## The request
Take the entries below and reproduce them word for word.

## Data provided
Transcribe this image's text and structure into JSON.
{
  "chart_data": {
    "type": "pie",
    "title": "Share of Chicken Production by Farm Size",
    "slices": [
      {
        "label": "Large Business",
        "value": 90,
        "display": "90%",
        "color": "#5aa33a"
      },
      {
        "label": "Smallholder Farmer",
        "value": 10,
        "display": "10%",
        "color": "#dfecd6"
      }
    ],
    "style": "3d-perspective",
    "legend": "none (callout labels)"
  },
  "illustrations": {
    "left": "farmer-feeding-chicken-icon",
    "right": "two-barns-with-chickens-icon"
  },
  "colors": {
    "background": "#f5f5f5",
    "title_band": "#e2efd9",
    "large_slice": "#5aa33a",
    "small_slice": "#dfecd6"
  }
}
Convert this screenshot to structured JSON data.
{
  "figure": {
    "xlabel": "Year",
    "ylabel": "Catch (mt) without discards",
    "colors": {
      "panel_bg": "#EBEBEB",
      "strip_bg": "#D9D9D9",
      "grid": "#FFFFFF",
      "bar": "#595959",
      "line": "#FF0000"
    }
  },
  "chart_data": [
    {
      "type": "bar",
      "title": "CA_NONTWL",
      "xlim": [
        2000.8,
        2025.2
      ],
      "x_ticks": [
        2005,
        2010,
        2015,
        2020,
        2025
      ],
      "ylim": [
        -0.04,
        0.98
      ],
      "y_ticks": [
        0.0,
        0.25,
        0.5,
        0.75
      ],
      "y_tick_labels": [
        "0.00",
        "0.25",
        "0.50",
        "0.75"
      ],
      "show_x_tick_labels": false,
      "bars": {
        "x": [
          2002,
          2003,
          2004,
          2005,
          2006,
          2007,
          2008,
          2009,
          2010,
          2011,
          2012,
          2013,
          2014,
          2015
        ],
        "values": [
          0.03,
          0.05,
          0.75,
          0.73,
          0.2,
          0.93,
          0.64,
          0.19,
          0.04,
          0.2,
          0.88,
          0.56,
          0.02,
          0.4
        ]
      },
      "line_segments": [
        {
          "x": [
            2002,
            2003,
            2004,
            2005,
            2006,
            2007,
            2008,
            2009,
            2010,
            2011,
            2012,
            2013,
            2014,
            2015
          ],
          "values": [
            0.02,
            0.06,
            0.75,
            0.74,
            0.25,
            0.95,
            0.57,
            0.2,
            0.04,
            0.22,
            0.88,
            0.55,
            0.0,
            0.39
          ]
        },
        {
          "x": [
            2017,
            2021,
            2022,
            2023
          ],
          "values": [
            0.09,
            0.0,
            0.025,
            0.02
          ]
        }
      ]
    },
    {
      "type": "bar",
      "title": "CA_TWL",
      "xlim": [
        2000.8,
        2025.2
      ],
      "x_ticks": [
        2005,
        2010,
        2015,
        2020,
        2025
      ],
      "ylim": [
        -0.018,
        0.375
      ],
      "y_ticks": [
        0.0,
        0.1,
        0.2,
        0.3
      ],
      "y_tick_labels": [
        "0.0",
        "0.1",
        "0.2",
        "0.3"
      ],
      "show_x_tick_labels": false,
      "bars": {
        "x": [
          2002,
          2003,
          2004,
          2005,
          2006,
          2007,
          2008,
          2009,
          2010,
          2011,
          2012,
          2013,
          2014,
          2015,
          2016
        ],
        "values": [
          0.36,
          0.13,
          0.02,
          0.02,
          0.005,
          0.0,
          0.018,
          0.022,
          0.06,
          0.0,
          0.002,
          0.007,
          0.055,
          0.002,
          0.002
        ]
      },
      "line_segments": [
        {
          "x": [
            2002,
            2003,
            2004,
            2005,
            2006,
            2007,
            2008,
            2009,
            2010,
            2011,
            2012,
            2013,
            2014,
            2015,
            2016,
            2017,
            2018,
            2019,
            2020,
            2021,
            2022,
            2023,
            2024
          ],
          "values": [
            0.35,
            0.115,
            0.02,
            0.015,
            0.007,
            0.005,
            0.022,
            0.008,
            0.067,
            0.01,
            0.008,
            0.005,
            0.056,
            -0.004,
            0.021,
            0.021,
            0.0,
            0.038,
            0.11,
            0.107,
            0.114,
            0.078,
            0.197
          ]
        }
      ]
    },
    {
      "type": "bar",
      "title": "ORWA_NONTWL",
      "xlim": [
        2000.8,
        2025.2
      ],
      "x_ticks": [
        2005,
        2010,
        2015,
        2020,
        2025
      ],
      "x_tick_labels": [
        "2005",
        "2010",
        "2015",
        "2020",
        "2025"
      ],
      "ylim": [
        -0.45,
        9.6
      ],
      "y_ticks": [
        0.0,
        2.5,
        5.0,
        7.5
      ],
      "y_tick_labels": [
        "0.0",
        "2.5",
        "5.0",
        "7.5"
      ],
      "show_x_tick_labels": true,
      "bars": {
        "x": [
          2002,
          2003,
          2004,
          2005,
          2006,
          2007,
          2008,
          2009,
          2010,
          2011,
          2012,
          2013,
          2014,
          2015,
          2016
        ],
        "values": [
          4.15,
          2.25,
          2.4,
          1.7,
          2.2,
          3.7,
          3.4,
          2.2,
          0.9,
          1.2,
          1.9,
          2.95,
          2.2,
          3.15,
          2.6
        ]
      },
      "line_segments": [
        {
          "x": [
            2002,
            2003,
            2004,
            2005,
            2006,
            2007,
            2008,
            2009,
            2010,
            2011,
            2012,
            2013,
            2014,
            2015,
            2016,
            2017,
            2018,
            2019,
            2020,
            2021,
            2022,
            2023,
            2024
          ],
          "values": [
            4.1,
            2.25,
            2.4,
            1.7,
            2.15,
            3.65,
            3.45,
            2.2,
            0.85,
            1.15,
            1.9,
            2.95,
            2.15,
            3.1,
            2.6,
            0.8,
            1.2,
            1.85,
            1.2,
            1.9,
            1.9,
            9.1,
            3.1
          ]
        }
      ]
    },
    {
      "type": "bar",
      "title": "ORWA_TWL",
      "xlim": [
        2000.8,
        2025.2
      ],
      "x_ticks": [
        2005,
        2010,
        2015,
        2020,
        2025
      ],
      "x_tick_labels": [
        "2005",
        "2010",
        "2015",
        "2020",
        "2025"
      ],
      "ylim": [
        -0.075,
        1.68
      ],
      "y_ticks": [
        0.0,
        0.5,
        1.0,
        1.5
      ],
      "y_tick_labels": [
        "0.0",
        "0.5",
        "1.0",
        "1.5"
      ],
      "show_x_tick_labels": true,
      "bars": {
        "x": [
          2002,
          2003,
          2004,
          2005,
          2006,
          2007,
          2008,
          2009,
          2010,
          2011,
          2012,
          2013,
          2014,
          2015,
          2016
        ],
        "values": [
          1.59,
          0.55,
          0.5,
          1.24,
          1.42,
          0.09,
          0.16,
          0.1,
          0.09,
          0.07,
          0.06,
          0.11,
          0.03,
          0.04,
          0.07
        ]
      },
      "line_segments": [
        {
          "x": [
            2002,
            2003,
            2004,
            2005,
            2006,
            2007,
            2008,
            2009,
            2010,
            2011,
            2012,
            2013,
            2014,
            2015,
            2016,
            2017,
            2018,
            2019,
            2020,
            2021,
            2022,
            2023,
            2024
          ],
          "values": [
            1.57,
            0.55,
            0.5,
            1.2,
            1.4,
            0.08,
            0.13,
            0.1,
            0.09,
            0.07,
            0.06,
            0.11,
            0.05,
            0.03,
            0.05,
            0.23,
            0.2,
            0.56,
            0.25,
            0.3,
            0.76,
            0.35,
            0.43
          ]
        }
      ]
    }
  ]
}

## The solution
Transcribe this image's text and structure into JSON.
{
  "chart_data": {
    "type": "pie",
    "title": "Share of Chicken Production by Farm Size",
    "slices": [
      {
        "label": "Large Business",
        "value": 90,
        "display": "90%",
        "color": "#5aa33a"
      },
      {
        "label": "Smallholder Farmer",
        "value": 10,
        "display": "10%",
        "color": "#dfecd6"
      }
    ],
    "style": "3d-perspective",
    "legend": "none (callout labels)"
  },
  "illustrations": {
    "left": "farmer-feeding-chicken-icon",
    "right": "two-barns-with-chickens-icon"
  },
  "colors": {
    "background": "#f5f5f5",
    "title_band": "#e2efd9",
    "large_slice": "#5aa33a",
    "small_slice": "#dfecd6"
  }
}
Convert this screenshot to structured JSON data.
{
  "figure": {
    "xlabel": "Year",
    "ylabel": "Catch (mt) without discards",
    "colors": {
      "panel_bg": "#EBEBEB",
      "strip_bg": "#D9D9D9",
      "grid": "#FFFFFF",
      "bar": "#595959",
      "line": "#FF0000"
    }
  },
  "chart_data": [
    {
      "type": "bar",
      "title": "CA_NONTWL",
      "xlim": [
        2000.8,
        2025.2
      ],
      "x_ticks": [
        2005,
        2010,
        2015,
        2020,
        2025
      ],
      "ylim": [
        -0.04,
        0.98
      ],
      "y_ticks": [
        0.0,
        0.25,
        0.5,
        0.75
      ],
      "y_tick_labels": [
        "0.00",
        "0.25",
        "0.50",
        "0.75"
      ],
      "show_x_tick_labels": false,
      "bars": {
        "x": [
          2002,
          2003,
          2004,
          2005,
          2006,
          2007,
          2008,
          2009,
          2010,
          2011,
          2012,
          2013,
          2014,
          2015
        ],
        "values": [
          0.03,
          0.05,
          0.75,
          0.73,
          0.2,
          0.93,
          0.64,
          0.19,
          0.04,
          0.2,
          0.88,
          0.56,
          0.02,
          0.4
        ]
      },
      "line_segments": [
        {
          "x": [
            2002,
            2003,
            2004,
            2005,
            2006,
            2007,
            2008,
            2009,
            2010,
            2011,
            2012,
            2013,
            2014,
            2015
          ],
          "values": [
            0.02,
            0.06,
            0.75,
            0.74,
            0.25,
            0.95,
            0.57,
            0.2,
            0.04,
            0.22,
            0.88,
            0.55,
            0.0,
            0.39
          ]
        },
        {
          "x": [
            2017,
            2021,
            2022,
            2023
          ],
          "values": [
            0.09,
            0.0,
            0.025,
            0.02
          ]
        }
      ]
    },
    {
      "type": "bar",
      "title": "CA_TWL",
      "xlim": [
        2000.8,
        2025.2
      ],
      "x_ticks": [
        2005,
        2010,
        2015,
        2020,
        2025
      ],
      "ylim": [
        -0.018,
        0.375
      ],
      "y_ticks": [
        0.0,
        0.1,
        0.2,
        0.3
      ],
      "y_tick_labels": [
        "0.0",
        "0.1",
        "0.2",
        "0.3"
      ],
      "show_x_tick_labels": false,
      "bars": {
        "x": [
          2002,
          2003,
          2004,
          2005,
          2006,
          2007,
          2008,
          2009,
          2010,
          2011,
          2012,
          2013,
          2014,
          2015,
          2016
        ],
        "values": [
          0.36,
          0.13,
          0.02,
          0.02,
          0.005,
          0.0,
          0.018,
          0.022,
          0.06,
          0.0,
          0.002,
          0.007,
          0.055,
          0.002,
          0.002
        ]
      },
      "line_segments": [
        {
          "x": [
            2002,
            2003,
            2004,
            2005,
            2006,
            2007,
            2008,
            2009,
            2010,
            2011,
            2012,
            2013,
            2014,
            2015,
            2016,
            2017,
            2018,
            2019,
            2020,
            2021,
            2022,
            2023,
            2024
          ],
          "values": [
            0.35,
            0.115,
            0.02,
            0.015,
            0.007,
            0.005,
            0.022,
            0.008,
            0.067,
            0.01,
            0.008,
            0.005,
            0.056,
            -0.004,
            0.021,
            0.021,
            0.0,
            0.038,
            0.11,
            0.107,
            0.114,
            0.078,
            0.197
          ]
        }
      ]
    },
    {
      "type": "bar",
      "title": "ORWA_NONTWL",
      "xlim": [
        2000.8,
        2025.2
      ],
      "x_ticks": [
        2005,
        2010,
        2015,
        2020,
        2025
      ],
      "x_tick_labels": [
        "2005",
        "2010",
        "2015",
        "2020",
        "2025"
      ],
      "ylim": [
        -0.45,
        9.6
      ],
      "y_ticks": [
        0.0,
        2.5,
        5.0,
        7.5
      ],
      "y_tick_labels": [
        "0.0",
        "2.5",
        "5.0",
        "7.5"
      ],
      "show_x_tick_labels": true,
      "bars": {
        "x": [
          2002,
          2003,
          2004,
          2005,
          2006,
          2007,
          2008,
          2009,
          2010,
          2011,
          2012,
          2013,
          2014,
          2015,
          2016
        ],
        "values": [
          4.15,
          2.25,
          2.4,
          1.7,
          2.2,
          3.7,
          3.4,
          2.2,
          0.9,
          1.2,
          1.9,
          2.95,
          2.2,
          3.15,
          2.6
        ]
      },
      "line_segments": [
        {
          "x": [
            2002,
            2003,
            2004,
            2005,
            2006,
            2007,
            2008,
            2009,
            2010,
            2011,
            2012,
            2013,
            2014,
            2015,
            2016,
            2017,
            2018,
            2019,
            2020,
            2021,
            2022,
            2023,
            2024
          ],
          "values": [
            4.1,
            2.25,
            2.4,
            1.7,
            2.15,
            3.65,
            3.45,
            2.2,
            0.85,
            1.15,
            1.9,
            2.95,
            2.15,
            3.1,
            2.6,
            0.8,
            1.2,
            1.85,
            1.2,
            1.9,
            1.9,
            9.1,
            3.1
          ]
        }
      ]
    },
    {
      "type": "bar",
      "title": "ORWA_TWL",
      "xlim": [
        2000.8,
        2025.2
      ],
      "x_ticks": [
        2005,
        2010,
        2015,
        2020,
        2025
      ],
      "x_tick_labels": [
        "2005",
        "2010",
        "2015",
        "2020",
        "2025"
      ],
      "ylim": [
        -0.075,
        1.68
      ],
      "y_ticks": [
        0.0,
        0.5,
        1.0,
        1.5
      ],
      "y_tick_labels": [
        "0.0",
        "0.5",
        "1.0",
        "1.5"
      ],
      "show_x_tick_labels": true,
      "bars": {
        "x": [
          2002,
          2003,
          2004,
          2005,
          2006,
          2007,
          2008,
          2009,
          2010,
          2011,
          2012,
          2013,
          2014,
          2015,
          2016
        ],
        "values": [
          1.59,
          0.55,
          0.5,
          1.24,
          1.42,
          0.09,
          0.16,
          0.1,
          0.09,
          0.07,
          0.06,
          0.11,
          0.03,
          0.04,
          0.07
        ]
      },
      "line_segments": [
        {
          "x": [
            2002,
            2003,
            2004,
            2005,
            2006,
            2007,
            2008,
            2009,
            2010,
            2011,
            2012,
            2013,
            2014,
            2015,
            2016,
            2017,
            2018,
            2019,
            2020,
            2021,
            2022,
            2023,
            2024
          ],
          "values": [
            1.57,
            0.55,
            0.5,
            1.2,
            1.4,
            0.08,
            0.13,
            0.1,
            0.09,
            0.07,
            0.06,
            0.11,
            0.05,
            0.03,
            0.05,
            0.23,
            0.2,
            0.56,
            0.25,
            0.3,
            0.76,
            0.35,
            0.43
          ]
        }
      ]
    }
  ]
}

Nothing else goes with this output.